--- start of Dataset rows ---

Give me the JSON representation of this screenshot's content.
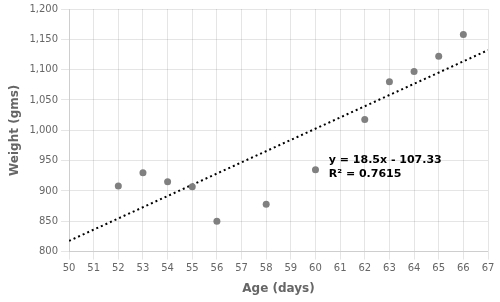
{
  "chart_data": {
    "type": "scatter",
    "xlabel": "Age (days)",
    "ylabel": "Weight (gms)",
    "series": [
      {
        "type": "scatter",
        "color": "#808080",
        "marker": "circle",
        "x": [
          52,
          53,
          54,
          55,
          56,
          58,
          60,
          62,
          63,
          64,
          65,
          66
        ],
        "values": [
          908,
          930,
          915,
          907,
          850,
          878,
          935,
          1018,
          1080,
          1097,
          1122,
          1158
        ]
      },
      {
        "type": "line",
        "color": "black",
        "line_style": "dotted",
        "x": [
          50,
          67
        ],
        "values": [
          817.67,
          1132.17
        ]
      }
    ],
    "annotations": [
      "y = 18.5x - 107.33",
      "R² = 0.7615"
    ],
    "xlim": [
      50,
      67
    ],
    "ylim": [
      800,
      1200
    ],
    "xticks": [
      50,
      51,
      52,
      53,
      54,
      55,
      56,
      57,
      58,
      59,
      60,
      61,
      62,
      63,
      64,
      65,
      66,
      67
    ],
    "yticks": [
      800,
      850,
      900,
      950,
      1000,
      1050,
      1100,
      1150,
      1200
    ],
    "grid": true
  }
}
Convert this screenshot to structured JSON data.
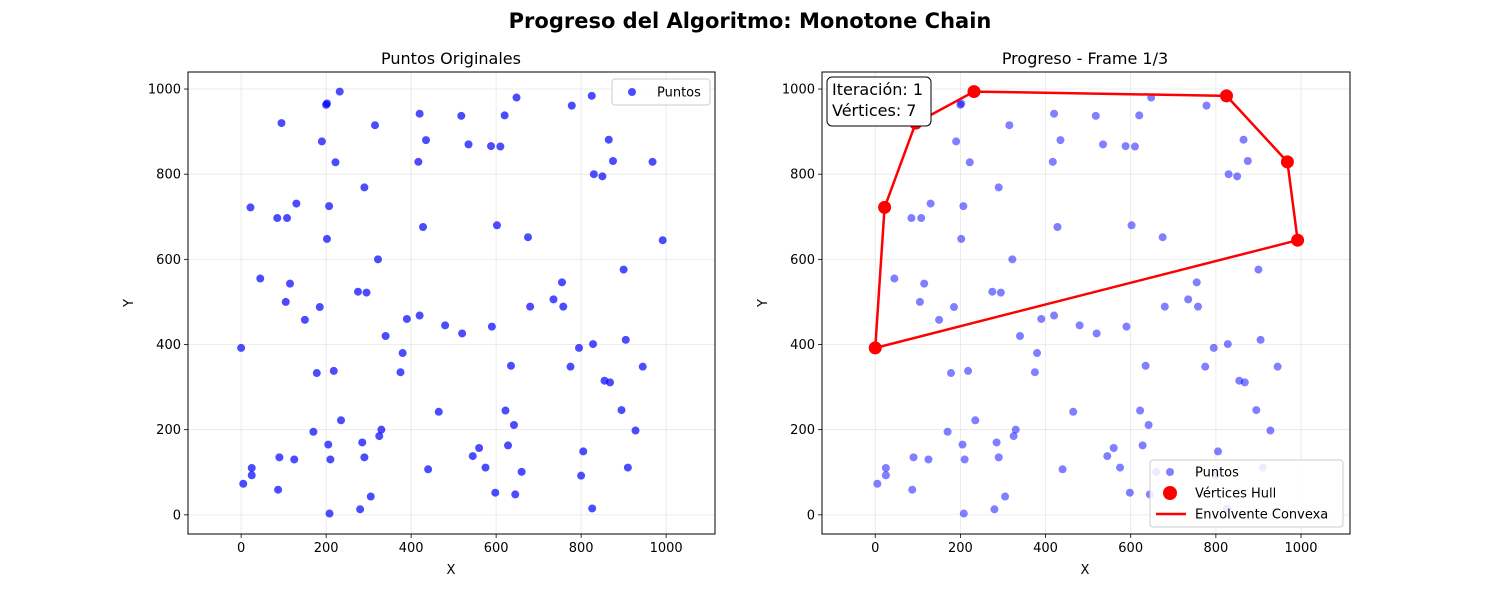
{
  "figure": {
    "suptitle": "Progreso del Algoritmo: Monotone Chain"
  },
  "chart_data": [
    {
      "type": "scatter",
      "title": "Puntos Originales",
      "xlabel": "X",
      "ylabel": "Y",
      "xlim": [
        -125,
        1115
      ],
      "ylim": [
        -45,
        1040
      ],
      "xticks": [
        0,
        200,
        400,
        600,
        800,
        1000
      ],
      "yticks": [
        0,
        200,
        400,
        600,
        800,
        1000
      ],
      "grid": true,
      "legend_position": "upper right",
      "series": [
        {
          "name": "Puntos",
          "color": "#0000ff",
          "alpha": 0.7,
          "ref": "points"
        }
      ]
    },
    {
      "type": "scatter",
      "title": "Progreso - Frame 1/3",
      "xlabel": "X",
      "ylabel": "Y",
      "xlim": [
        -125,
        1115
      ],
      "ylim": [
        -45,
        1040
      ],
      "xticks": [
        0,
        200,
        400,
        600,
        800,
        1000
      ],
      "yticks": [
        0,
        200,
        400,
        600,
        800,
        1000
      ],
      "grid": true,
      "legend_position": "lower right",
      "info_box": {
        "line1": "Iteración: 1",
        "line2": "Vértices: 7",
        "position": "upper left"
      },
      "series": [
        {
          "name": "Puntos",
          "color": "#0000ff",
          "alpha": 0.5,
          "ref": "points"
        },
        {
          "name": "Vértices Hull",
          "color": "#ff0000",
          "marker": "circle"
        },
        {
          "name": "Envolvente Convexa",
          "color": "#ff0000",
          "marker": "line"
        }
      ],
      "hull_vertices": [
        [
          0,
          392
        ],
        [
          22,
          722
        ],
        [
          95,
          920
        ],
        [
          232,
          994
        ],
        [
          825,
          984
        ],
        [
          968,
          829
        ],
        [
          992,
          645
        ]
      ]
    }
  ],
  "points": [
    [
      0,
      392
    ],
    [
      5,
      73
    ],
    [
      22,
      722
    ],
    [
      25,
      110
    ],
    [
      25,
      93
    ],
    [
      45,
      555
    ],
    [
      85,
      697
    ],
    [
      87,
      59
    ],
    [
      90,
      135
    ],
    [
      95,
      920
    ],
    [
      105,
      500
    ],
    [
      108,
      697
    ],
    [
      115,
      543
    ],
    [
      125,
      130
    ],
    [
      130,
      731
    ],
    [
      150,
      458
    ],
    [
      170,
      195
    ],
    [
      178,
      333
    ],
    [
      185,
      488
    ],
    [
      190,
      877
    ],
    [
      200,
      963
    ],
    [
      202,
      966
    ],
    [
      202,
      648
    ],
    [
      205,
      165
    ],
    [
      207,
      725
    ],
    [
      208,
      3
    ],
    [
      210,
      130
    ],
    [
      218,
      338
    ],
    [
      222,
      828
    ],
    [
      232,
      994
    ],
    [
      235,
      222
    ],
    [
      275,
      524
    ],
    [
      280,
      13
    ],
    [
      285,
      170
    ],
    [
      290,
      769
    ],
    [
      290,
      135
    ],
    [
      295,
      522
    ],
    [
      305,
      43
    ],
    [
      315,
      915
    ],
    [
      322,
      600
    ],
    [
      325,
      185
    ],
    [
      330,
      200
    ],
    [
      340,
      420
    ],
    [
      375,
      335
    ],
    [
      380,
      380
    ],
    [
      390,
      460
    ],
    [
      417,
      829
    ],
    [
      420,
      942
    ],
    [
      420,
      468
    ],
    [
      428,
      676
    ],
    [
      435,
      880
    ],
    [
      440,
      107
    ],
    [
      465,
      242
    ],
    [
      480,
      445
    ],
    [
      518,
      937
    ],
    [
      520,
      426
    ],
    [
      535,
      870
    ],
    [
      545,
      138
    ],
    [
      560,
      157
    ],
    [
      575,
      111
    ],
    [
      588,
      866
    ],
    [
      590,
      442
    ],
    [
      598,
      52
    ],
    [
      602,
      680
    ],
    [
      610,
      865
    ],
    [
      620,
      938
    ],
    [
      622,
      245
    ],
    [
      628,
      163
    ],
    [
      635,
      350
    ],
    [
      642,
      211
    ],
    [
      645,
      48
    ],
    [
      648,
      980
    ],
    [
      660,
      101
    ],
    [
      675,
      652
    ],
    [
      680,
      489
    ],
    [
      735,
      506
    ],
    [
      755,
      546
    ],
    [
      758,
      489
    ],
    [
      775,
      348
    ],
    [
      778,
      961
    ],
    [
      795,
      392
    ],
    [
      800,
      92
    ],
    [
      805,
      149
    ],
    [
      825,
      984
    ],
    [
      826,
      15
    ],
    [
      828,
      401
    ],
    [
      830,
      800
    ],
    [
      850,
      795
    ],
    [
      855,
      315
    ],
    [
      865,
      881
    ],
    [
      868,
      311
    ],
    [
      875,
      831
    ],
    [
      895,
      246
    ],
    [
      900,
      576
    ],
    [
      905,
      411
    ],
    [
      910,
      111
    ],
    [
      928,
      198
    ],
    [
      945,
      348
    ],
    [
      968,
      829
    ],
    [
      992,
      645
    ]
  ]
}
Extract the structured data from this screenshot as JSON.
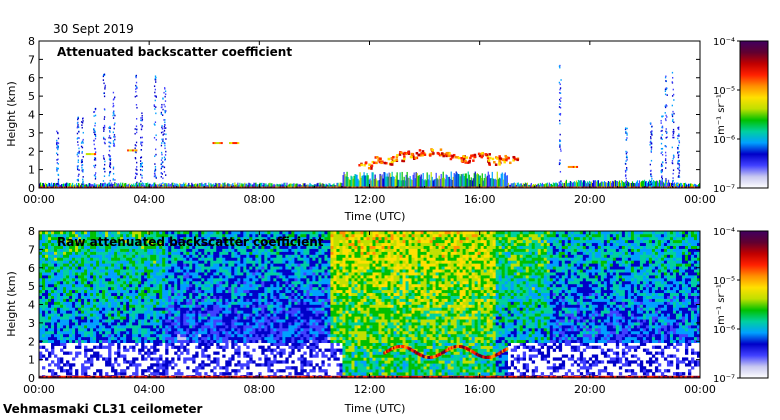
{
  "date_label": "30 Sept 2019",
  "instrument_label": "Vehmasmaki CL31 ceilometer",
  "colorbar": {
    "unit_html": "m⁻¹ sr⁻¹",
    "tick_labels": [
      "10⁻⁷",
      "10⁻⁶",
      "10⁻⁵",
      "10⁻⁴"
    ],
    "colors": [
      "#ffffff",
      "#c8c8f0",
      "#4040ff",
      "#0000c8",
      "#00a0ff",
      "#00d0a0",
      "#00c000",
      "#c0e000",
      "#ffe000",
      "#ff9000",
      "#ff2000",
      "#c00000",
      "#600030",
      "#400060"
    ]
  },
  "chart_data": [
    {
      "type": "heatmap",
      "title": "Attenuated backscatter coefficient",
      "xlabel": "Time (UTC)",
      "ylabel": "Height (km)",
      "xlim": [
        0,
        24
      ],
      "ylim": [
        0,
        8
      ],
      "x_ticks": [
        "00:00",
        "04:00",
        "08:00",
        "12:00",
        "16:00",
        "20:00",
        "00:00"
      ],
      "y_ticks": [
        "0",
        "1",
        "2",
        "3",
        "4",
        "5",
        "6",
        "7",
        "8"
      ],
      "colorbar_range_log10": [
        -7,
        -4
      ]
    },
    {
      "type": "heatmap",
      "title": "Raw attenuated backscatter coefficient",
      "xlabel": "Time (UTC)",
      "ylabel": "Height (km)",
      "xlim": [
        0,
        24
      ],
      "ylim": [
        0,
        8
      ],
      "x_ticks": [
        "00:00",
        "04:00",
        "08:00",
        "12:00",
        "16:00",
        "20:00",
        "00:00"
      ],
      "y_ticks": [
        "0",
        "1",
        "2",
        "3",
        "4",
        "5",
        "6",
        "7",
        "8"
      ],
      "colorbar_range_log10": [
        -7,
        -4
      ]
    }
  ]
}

--- end of Dataset rows ---

What the exercise asks: Filter the entries down to the lines containing "backscatter". Copy each of those lines.

In response:
      "title": "Attenuated backscatter coefficient",
      "title": "Raw attenuated backscatter coefficient",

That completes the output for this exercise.